*Requirement*
Within the records that follow, find every line containing the string "collector". Copy those lines.

*Data listing*

>> Start

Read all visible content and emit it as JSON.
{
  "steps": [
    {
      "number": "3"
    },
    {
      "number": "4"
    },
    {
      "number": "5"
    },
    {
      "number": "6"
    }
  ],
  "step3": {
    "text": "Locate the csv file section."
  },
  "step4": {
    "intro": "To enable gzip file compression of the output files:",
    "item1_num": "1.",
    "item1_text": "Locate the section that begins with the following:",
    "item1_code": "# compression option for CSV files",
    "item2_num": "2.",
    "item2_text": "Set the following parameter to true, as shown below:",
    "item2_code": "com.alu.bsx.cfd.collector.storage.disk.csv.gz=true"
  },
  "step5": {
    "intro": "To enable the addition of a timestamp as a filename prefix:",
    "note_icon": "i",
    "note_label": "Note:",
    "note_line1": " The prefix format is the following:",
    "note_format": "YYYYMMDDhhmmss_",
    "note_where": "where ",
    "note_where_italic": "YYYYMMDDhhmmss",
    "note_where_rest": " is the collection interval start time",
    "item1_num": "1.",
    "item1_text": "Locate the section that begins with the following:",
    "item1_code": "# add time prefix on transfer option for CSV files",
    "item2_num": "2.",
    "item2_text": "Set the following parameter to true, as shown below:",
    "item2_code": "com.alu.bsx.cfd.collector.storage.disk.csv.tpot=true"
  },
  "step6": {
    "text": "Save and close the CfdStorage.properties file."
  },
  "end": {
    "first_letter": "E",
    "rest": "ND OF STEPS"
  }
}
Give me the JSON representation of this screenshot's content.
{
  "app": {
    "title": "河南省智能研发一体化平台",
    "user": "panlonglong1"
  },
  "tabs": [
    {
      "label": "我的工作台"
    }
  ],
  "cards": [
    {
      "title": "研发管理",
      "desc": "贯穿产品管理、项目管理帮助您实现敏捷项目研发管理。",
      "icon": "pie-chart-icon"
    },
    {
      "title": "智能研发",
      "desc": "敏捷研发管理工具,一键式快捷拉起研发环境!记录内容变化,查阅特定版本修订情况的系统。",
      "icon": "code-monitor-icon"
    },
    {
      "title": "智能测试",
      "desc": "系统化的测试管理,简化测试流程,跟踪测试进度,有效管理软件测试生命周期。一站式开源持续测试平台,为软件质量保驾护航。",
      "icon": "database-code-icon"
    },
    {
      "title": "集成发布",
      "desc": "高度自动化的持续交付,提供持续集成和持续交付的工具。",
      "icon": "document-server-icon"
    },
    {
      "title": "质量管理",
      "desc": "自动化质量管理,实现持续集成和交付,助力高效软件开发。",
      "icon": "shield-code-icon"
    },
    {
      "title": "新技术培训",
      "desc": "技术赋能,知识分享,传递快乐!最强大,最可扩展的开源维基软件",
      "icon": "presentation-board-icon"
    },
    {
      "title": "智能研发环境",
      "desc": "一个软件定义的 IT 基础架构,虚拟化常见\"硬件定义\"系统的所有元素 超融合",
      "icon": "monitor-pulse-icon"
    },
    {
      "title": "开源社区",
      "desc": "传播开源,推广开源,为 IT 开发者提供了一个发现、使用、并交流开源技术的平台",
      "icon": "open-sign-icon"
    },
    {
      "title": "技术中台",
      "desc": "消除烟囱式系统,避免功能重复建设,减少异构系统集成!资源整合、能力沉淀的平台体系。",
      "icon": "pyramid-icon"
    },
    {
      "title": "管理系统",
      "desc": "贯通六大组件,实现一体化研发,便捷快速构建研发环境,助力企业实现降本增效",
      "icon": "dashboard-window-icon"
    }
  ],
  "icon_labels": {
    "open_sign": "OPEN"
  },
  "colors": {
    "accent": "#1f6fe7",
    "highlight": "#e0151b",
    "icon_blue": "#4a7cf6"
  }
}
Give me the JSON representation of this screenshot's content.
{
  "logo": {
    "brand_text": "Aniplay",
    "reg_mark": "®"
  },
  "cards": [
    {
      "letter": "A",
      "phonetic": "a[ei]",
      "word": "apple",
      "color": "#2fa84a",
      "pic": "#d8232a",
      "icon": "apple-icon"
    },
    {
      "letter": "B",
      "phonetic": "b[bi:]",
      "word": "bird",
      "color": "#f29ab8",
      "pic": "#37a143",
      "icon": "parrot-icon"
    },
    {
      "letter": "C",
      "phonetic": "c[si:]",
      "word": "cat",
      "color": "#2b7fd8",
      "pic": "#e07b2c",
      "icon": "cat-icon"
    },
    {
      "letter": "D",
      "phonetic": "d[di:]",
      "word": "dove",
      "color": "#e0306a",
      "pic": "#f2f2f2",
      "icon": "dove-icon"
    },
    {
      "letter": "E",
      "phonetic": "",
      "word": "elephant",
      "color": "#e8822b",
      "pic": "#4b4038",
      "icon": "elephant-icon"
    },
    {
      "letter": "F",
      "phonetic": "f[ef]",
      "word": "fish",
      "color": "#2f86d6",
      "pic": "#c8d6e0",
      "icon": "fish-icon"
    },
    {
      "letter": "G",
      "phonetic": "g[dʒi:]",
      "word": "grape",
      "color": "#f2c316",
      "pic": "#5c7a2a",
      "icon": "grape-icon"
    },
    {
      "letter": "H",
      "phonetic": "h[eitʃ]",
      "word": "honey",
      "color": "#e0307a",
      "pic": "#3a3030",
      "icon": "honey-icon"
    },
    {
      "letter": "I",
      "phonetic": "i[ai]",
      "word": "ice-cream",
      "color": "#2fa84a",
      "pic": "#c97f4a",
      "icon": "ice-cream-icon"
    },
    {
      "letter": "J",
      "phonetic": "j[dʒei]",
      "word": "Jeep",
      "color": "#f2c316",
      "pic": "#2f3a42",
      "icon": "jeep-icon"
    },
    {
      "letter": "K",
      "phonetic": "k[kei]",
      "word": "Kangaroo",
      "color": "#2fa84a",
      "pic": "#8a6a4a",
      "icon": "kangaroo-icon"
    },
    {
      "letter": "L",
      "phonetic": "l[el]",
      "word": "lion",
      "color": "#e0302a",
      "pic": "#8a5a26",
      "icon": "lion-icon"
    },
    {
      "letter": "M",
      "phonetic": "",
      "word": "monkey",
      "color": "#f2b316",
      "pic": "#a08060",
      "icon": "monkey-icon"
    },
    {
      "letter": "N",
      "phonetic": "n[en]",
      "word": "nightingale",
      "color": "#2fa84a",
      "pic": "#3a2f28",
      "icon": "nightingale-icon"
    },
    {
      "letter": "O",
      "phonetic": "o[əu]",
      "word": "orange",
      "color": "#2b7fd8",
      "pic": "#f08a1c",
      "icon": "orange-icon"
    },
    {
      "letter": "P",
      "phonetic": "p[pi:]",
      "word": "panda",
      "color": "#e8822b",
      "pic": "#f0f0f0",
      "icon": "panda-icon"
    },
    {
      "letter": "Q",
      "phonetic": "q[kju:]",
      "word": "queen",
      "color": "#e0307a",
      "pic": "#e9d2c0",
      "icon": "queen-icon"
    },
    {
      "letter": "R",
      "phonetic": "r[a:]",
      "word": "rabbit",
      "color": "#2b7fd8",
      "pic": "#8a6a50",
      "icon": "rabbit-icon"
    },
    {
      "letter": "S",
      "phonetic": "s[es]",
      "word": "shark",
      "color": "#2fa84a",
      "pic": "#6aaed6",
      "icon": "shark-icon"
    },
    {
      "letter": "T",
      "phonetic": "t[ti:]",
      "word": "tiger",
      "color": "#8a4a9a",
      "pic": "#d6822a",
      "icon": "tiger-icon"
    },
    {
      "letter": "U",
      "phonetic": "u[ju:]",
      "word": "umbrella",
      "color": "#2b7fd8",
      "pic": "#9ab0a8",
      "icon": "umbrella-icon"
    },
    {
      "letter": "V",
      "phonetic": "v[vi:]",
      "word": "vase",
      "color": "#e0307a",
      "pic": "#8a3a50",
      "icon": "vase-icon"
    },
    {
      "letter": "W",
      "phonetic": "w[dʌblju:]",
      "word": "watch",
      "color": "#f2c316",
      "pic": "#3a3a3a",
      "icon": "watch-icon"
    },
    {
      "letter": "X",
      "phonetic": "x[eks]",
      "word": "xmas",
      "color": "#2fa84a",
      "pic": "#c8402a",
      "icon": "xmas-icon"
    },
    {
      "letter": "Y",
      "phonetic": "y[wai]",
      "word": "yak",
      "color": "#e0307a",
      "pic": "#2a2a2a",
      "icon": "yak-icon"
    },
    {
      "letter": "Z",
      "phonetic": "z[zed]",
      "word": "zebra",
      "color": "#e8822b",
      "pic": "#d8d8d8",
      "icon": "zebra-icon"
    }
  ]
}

>> End

*Written answer*
    "item2_code": "com.alu.bsx.cfd.collector.storage.disk.csv.gz=true"
    "item2_code": "com.alu.bsx.cfd.collector.storage.disk.csv.tpot=true"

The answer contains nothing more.